#### [Task requirements]
Make an exact copy of all the data.
[start Source records]
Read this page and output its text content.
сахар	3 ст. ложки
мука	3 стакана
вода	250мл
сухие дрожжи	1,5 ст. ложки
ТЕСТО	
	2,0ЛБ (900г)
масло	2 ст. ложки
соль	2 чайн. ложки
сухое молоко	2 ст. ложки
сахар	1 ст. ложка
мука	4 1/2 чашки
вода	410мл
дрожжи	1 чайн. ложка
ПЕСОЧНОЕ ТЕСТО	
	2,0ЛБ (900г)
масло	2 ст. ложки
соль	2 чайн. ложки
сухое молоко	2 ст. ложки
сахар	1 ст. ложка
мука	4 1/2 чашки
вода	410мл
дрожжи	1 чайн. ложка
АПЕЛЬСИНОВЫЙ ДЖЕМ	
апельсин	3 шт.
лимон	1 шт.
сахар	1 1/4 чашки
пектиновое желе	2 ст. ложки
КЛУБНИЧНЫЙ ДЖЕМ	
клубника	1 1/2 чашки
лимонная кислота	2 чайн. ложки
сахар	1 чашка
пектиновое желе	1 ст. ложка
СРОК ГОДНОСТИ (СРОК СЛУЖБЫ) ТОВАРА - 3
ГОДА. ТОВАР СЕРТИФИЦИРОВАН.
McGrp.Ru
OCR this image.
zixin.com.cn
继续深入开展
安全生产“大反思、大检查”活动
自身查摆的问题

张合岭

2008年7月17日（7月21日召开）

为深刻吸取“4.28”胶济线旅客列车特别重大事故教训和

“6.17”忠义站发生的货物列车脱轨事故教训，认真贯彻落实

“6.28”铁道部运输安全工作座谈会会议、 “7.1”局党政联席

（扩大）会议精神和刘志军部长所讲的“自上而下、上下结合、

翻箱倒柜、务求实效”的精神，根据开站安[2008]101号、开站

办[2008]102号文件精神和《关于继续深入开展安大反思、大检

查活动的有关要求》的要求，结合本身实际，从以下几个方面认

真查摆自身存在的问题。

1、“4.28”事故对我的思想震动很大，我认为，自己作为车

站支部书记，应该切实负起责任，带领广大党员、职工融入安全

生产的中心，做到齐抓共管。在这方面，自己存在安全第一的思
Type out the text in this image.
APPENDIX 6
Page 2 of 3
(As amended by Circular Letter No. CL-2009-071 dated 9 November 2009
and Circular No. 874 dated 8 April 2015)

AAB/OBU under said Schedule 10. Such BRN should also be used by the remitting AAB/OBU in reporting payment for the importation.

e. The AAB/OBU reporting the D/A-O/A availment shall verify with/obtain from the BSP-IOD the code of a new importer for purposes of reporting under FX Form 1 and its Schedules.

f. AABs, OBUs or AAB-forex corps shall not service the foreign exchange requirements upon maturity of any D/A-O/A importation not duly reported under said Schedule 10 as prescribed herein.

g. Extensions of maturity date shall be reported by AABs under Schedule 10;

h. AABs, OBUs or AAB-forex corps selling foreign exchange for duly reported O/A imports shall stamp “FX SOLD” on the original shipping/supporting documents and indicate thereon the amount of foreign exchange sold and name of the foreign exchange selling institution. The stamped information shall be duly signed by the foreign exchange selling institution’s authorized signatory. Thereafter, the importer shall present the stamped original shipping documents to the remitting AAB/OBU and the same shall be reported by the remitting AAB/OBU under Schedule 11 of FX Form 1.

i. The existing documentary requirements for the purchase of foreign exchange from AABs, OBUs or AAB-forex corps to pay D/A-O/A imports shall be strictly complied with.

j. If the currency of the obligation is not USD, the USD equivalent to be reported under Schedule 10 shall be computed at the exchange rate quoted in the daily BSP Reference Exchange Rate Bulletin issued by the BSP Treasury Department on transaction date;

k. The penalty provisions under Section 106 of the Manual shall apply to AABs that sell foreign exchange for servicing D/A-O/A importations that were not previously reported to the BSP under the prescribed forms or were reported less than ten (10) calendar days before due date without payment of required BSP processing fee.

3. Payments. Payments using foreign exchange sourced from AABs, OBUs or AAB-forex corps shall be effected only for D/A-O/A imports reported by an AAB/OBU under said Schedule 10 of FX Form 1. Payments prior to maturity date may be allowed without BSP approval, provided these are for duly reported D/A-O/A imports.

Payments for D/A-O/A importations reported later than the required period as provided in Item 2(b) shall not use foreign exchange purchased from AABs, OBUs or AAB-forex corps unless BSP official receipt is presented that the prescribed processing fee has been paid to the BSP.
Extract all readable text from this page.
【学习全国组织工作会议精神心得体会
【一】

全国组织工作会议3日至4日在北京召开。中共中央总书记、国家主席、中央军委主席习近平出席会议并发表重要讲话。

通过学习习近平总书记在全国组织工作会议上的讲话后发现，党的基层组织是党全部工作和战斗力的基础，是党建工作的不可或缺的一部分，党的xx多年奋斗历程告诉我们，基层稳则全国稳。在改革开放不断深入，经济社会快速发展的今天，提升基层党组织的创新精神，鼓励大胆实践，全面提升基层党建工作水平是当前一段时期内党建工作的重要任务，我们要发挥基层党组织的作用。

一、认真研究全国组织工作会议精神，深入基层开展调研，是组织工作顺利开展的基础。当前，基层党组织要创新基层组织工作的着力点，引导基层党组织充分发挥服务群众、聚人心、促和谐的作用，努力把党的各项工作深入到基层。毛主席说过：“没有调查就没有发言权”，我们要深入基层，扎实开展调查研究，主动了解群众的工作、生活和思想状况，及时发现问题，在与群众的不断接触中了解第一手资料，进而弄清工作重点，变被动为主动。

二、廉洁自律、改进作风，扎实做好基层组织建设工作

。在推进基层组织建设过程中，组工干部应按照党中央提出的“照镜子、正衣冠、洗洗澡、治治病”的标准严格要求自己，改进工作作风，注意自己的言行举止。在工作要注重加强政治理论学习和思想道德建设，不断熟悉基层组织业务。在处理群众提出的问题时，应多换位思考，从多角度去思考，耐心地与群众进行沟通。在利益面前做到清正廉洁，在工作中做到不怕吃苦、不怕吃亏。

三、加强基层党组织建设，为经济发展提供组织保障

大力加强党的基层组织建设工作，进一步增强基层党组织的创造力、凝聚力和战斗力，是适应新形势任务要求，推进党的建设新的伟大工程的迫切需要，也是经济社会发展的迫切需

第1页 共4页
[end Source records]
#### [Result for this task]
Read this page and output its text content.
сахар	3 ст. ложки
мука	3 стакана
вода	250мл
сухие дрожжи	1,5 ст. ложки
ТЕСТО	
	2,0ЛБ (900г)
масло	2 ст. ложки
соль	2 чайн. ложки
сухое молоко	2 ст. ложки
сахар	1 ст. ложка
мука	4 1/2 чашки
вода	410мл
дрожжи	1 чайн. ложка
ПЕСОЧНОЕ ТЕСТО	
	2,0ЛБ (900г)
масло	2 ст. ложки
соль	2 чайн. ложки
сухое молоко	2 ст. ложки
сахар	1 ст. ложка
мука	4 1/2 чашки
вода	410мл
дрожжи	1 чайн. ложка
АПЕЛЬСИНОВЫЙ ДЖЕМ	
апельсин	3 шт.
лимон	1 шт.
сахар	1 1/4 чашки
пектиновое желе	2 ст. ложки
КЛУБНИЧНЫЙ ДЖЕМ	
клубника	1 1/2 чашки
лимонная кислота	2 чайн. ложки
сахар	1 чашка
пектиновое желе	1 ст. ложка
СРОК ГОДНОСТИ (СРОК СЛУЖБЫ) ТОВАРА - 3
ГОДА. ТОВАР СЕРТИФИЦИРОВАН.
McGrp.Ru
OCR this image.
zixin.com.cn
继续深入开展
安全生产“大反思、大检查”活动
自身查摆的问题

张合岭

2008年7月17日（7月21日召开）

为深刻吸取“4.28”胶济线旅客列车特别重大事故教训和

“6.17”忠义站发生的货物列车脱轨事故教训，认真贯彻落实

“6.28”铁道部运输安全工作座谈会会议、 “7.1”局党政联席

（扩大）会议精神和刘志军部长所讲的“自上而下、上下结合、

翻箱倒柜、务求实效”的精神，根据开站安[2008]101号、开站

办[2008]102号文件精神和《关于继续深入开展安大反思、大检

查活动的有关要求》的要求，结合本身实际，从以下几个方面认

真查摆自身存在的问题。

1、“4.28”事故对我的思想震动很大，我认为，自己作为车

站支部书记，应该切实负起责任，带领广大党员、职工融入安全

生产的中心，做到齐抓共管。在这方面，自己存在安全第一的思
Type out the text in this image.
APPENDIX 6
Page 2 of 3
(As amended by Circular Letter No. CL-2009-071 dated 9 November 2009
and Circular No. 874 dated 8 April 2015)

AAB/OBU under said Schedule 10. Such BRN should also be used by the remitting AAB/OBU in reporting payment for the importation.

e. The AAB/OBU reporting the D/A-O/A availment shall verify with/obtain from the BSP-IOD the code of a new importer for purposes of reporting under FX Form 1 and its Schedules.

f. AABs, OBUs or AAB-forex corps shall not service the foreign exchange requirements upon maturity of any D/A-O/A importation not duly reported under said Schedule 10 as prescribed herein.

g. Extensions of maturity date shall be reported by AABs under Schedule 10;

h. AABs, OBUs or AAB-forex corps selling foreign exchange for duly reported O/A imports shall stamp “FX SOLD” on the original shipping/supporting documents and indicate thereon the amount of foreign exchange sold and name of the foreign exchange selling institution. The stamped information shall be duly signed by the foreign exchange selling institution’s authorized signatory. Thereafter, the importer shall present the stamped original shipping documents to the remitting AAB/OBU and the same shall be reported by the remitting AAB/OBU under Schedule 11 of FX Form 1.

i. The existing documentary requirements for the purchase of foreign exchange from AABs, OBUs or AAB-forex corps to pay D/A-O/A imports shall be strictly complied with.

j. If the currency of the obligation is not USD, the USD equivalent to be reported under Schedule 10 shall be computed at the exchange rate quoted in the daily BSP Reference Exchange Rate Bulletin issued by the BSP Treasury Department on transaction date;

k. The penalty provisions under Section 106 of the Manual shall apply to AABs that sell foreign exchange for servicing D/A-O/A importations that were not previously reported to the BSP under the prescribed forms or were reported less than ten (10) calendar days before due date without payment of required BSP processing fee.

3. Payments. Payments using foreign exchange sourced from AABs, OBUs or AAB-forex corps shall be effected only for D/A-O/A imports reported by an AAB/OBU under said Schedule 10 of FX Form 1. Payments prior to maturity date may be allowed without BSP approval, provided these are for duly reported D/A-O/A imports.

Payments for D/A-O/A importations reported later than the required period as provided in Item 2(b) shall not use foreign exchange purchased from AABs, OBUs or AAB-forex corps unless BSP official receipt is presented that the prescribed processing fee has been paid to the BSP.
Extract all readable text from this page.
【学习全国组织工作会议精神心得体会
【一】

全国组织工作会议3日至4日在北京召开。中共中央总书记、国家主席、中央军委主席习近平出席会议并发表重要讲话。

通过学习习近平总书记在全国组织工作会议上的讲话后发现，党的基层组织是党全部工作和战斗力的基础，是党建工作的不可或缺的一部分，党的xx多年奋斗历程告诉我们，基层稳则全国稳。在改革开放不断深入，经济社会快速发展的今天，提升基层党组织的创新精神，鼓励大胆实践，全面提升基层党建工作水平是当前一段时期内党建工作的重要任务，我们要发挥基层党组织的作用。

一、认真研究全国组织工作会议精神，深入基层开展调研，是组织工作顺利开展的基础。当前，基层党组织要创新基层组织工作的着力点，引导基层党组织充分发挥服务群众、聚人心、促和谐的作用，努力把党的各项工作深入到基层。毛主席说过：“没有调查就没有发言权”，我们要深入基层，扎实开展调查研究，主动了解群众的工作、生活和思想状况，及时发现问题，在与群众的不断接触中了解第一手资料，进而弄清工作重点，变被动为主动。

二、廉洁自律、改进作风，扎实做好基层组织建设工作

。在推进基层组织建设过程中，组工干部应按照党中央提出的“照镜子、正衣冠、洗洗澡、治治病”的标准严格要求自己，改进工作作风，注意自己的言行举止。在工作要注重加强政治理论学习和思想道德建设，不断熟悉基层组织业务。在处理群众提出的问题时，应多换位思考，从多角度去思考，耐心地与群众进行沟通。在利益面前做到清正廉洁，在工作中做到不怕吃苦、不怕吃亏。

三、加强基层党组织建设，为经济发展提供组织保障

大力加强党的基层组织建设工作，进一步增强基层党组织的创造力、凝聚力和战斗力，是适应新形势任务要求，推进党的建设新的伟大工程的迫切需要，也是经济社会发展的迫切需

第1页 共4页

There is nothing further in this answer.